EXERCISE: Copy every one of the following rows verbatim.

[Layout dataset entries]
______________________________

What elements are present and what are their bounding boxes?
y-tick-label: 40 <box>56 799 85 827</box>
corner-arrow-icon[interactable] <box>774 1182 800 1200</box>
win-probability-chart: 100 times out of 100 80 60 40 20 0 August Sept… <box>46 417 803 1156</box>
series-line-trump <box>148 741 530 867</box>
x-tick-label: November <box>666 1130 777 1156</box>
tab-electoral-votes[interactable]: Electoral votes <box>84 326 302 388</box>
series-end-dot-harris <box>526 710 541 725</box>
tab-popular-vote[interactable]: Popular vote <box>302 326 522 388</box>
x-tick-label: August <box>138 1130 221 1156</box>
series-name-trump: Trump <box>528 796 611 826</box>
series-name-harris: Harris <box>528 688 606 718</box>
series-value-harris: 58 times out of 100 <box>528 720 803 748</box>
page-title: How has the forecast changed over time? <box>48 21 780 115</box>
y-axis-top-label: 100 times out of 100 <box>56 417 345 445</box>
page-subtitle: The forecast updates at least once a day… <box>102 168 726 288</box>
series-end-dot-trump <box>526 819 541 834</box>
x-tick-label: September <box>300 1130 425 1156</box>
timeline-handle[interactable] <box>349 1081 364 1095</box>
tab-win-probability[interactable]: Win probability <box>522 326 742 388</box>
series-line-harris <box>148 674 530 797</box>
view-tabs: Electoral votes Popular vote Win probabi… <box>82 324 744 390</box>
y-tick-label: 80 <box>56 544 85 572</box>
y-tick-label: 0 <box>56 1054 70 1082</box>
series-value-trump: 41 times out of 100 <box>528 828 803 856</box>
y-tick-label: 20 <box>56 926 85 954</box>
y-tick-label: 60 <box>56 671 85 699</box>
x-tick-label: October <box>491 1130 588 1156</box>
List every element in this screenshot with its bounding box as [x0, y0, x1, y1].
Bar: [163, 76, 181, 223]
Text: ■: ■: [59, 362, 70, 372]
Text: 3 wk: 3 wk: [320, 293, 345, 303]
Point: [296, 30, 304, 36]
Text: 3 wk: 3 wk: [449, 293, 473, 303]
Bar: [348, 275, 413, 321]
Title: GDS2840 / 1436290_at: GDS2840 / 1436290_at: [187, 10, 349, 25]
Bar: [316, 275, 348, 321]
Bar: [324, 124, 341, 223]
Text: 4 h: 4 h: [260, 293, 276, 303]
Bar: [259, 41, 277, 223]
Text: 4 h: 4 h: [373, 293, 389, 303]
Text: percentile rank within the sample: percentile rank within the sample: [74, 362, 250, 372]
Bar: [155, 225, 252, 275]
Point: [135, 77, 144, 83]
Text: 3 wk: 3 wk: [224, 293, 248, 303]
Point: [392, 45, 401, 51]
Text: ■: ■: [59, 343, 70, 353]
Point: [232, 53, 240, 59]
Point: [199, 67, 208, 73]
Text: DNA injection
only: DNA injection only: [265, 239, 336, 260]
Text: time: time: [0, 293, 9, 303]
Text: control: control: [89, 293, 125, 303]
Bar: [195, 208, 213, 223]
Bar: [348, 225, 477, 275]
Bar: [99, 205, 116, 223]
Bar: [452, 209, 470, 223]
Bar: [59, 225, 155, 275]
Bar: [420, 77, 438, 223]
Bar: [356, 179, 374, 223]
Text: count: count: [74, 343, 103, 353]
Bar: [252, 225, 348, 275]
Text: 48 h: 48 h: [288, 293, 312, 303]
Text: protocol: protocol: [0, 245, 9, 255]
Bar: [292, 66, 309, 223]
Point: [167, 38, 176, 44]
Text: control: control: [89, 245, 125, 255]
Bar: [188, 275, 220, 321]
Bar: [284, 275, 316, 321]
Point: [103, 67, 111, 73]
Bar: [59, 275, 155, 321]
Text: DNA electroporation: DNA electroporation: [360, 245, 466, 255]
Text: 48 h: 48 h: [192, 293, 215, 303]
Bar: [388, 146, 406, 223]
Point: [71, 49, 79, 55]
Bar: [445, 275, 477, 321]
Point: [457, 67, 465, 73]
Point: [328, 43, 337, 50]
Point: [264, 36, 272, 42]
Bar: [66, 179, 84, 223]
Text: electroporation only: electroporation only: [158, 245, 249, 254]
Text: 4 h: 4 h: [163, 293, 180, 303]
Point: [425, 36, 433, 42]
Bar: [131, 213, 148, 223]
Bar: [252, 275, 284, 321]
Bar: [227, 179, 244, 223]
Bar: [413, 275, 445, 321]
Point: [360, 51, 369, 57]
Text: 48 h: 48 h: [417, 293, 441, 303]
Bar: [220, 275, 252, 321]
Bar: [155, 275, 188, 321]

______________________________

ANSWER TO THE EXERCISE:
What elements are present and what are their bounding boxes?
y-tick-label: 40 <box>56 799 85 827</box>
corner-arrow-icon[interactable] <box>774 1182 800 1200</box>
win-probability-chart: 100 times out of 100 80 60 40 20 0 August Sept… <box>46 417 803 1156</box>
series-line-trump <box>148 741 530 867</box>
x-tick-label: November <box>666 1130 777 1156</box>
tab-electoral-votes[interactable]: Electoral votes <box>84 326 302 388</box>
series-end-dot-harris <box>526 710 541 725</box>
tab-popular-vote[interactable]: Popular vote <box>302 326 522 388</box>
x-tick-label: August <box>138 1130 221 1156</box>
series-name-trump: Trump <box>528 796 611 826</box>
series-name-harris: Harris <box>528 688 606 718</box>
series-value-harris: 58 times out of 100 <box>528 720 803 748</box>
page-title: How has the forecast changed over time? <box>48 21 780 115</box>
y-axis-top-label: 100 times out of 100 <box>56 417 345 445</box>
page-subtitle: The forecast updates at least once a day… <box>102 168 726 288</box>
series-end-dot-trump <box>526 819 541 834</box>
x-tick-label: September <box>300 1130 425 1156</box>
timeline-handle[interactable] <box>349 1081 364 1095</box>
tab-win-probability[interactable]: Win probability <box>522 326 742 388</box>
series-line-harris <box>148 674 530 797</box>
view-tabs: Electoral votes Popular vote Win probabi… <box>82 324 744 390</box>
y-tick-label: 80 <box>56 544 85 572</box>
y-tick-label: 0 <box>56 1054 70 1082</box>
series-value-trump: 41 times out of 100 <box>528 828 803 856</box>
y-tick-label: 20 <box>56 926 85 954</box>
y-tick-label: 60 <box>56 671 85 699</box>
x-tick-label: October <box>491 1130 588 1156</box>
List every element in this screenshot with its bounding box as [x0, y0, x1, y1].
Bar: [163, 76, 181, 223]
Text: ■: ■: [59, 362, 70, 372]
Text: 3 wk: 3 wk: [320, 293, 345, 303]
Point: [296, 30, 304, 36]
Text: 3 wk: 3 wk: [449, 293, 473, 303]
Bar: [348, 275, 413, 321]
Title: GDS2840 / 1436290_at: GDS2840 / 1436290_at: [187, 10, 349, 25]
Bar: [316, 275, 348, 321]
Bar: [324, 124, 341, 223]
Text: 4 h: 4 h: [260, 293, 276, 303]
Bar: [259, 41, 277, 223]
Text: 4 h: 4 h: [373, 293, 389, 303]
Text: percentile rank within the sample: percentile rank within the sample: [74, 362, 250, 372]
Bar: [155, 225, 252, 275]
Point: [135, 77, 144, 83]
Text: 3 wk: 3 wk: [224, 293, 248, 303]
Point: [392, 45, 401, 51]
Text: ■: ■: [59, 343, 70, 353]
Point: [232, 53, 240, 59]
Point: [199, 67, 208, 73]
Text: DNA injection
only: DNA injection only: [265, 239, 336, 260]
Text: time: time: [0, 293, 9, 303]
Text: control: control: [89, 293, 125, 303]
Bar: [195, 208, 213, 223]
Bar: [348, 225, 477, 275]
Bar: [99, 205, 116, 223]
Bar: [452, 209, 470, 223]
Bar: [59, 225, 155, 275]
Bar: [420, 77, 438, 223]
Bar: [356, 179, 374, 223]
Text: count: count: [74, 343, 103, 353]
Bar: [252, 225, 348, 275]
Text: 48 h: 48 h: [288, 293, 312, 303]
Text: protocol: protocol: [0, 245, 9, 255]
Bar: [292, 66, 309, 223]
Point: [167, 38, 176, 44]
Text: control: control: [89, 245, 125, 255]
Bar: [188, 275, 220, 321]
Bar: [284, 275, 316, 321]
Point: [103, 67, 111, 73]
Bar: [59, 275, 155, 321]
Text: DNA electroporation: DNA electroporation: [360, 245, 466, 255]
Text: 48 h: 48 h: [192, 293, 215, 303]
Bar: [388, 146, 406, 223]
Point: [71, 49, 79, 55]
Bar: [445, 275, 477, 321]
Point: [457, 67, 465, 73]
Point: [328, 43, 337, 50]
Point: [264, 36, 272, 42]
Bar: [66, 179, 84, 223]
Text: electroporation only: electroporation only: [158, 245, 249, 254]
Text: 4 h: 4 h: [163, 293, 180, 303]
Point: [425, 36, 433, 42]
Bar: [131, 213, 148, 223]
Bar: [252, 275, 284, 321]
Bar: [227, 179, 244, 223]
Bar: [413, 275, 445, 321]
Point: [360, 51, 369, 57]
Text: 48 h: 48 h: [417, 293, 441, 303]
Bar: [220, 275, 252, 321]
Bar: [155, 275, 188, 321]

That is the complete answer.